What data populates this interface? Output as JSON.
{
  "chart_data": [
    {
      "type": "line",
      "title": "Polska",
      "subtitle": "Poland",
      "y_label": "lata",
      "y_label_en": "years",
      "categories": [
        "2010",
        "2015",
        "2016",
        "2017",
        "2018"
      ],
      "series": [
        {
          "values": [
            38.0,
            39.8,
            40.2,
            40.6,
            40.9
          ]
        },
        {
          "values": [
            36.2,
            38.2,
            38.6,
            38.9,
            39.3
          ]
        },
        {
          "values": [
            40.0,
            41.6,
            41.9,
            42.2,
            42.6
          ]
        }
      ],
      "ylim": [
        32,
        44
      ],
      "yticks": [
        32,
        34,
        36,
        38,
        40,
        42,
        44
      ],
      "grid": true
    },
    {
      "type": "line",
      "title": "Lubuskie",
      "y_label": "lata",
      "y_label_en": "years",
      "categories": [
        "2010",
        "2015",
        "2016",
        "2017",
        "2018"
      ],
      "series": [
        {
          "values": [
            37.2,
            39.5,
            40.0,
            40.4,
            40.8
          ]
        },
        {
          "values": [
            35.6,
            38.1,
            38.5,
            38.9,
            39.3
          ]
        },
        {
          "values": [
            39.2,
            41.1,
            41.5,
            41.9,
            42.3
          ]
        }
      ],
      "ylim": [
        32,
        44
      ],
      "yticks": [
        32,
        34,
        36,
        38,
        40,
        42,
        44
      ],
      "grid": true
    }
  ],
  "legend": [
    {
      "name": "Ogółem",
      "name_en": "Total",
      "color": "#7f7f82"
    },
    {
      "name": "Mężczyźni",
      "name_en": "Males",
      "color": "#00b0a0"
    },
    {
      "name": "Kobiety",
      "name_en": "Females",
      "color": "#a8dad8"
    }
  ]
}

▸ REQUEST: All of the lines above need to be given again exactly.

▸ RESULT OF THIS EXERCISE:
What data populates this interface? Output as JSON.
{
  "chart_data": [
    {
      "type": "line",
      "title": "Polska",
      "subtitle": "Poland",
      "y_label": "lata",
      "y_label_en": "years",
      "categories": [
        "2010",
        "2015",
        "2016",
        "2017",
        "2018"
      ],
      "series": [
        {
          "values": [
            38.0,
            39.8,
            40.2,
            40.6,
            40.9
          ]
        },
        {
          "values": [
            36.2,
            38.2,
            38.6,
            38.9,
            39.3
          ]
        },
        {
          "values": [
            40.0,
            41.6,
            41.9,
            42.2,
            42.6
          ]
        }
      ],
      "ylim": [
        32,
        44
      ],
      "yticks": [
        32,
        34,
        36,
        38,
        40,
        42,
        44
      ],
      "grid": true
    },
    {
      "type": "line",
      "title": "Lubuskie",
      "y_label": "lata",
      "y_label_en": "years",
      "categories": [
        "2010",
        "2015",
        "2016",
        "2017",
        "2018"
      ],
      "series": [
        {
          "values": [
            37.2,
            39.5,
            40.0,
            40.4,
            40.8
          ]
        },
        {
          "values": [
            35.6,
            38.1,
            38.5,
            38.9,
            39.3
          ]
        },
        {
          "values": [
            39.2,
            41.1,
            41.5,
            41.9,
            42.3
          ]
        }
      ],
      "ylim": [
        32,
        44
      ],
      "yticks": [
        32,
        34,
        36,
        38,
        40,
        42,
        44
      ],
      "grid": true
    }
  ],
  "legend": [
    {
      "name": "Ogółem",
      "name_en": "Total",
      "color": "#7f7f82"
    },
    {
      "name": "Mężczyźni",
      "name_en": "Males",
      "color": "#00b0a0"
    },
    {
      "name": "Kobiety",
      "name_en": "Females",
      "color": "#a8dad8"
    }
  ]
}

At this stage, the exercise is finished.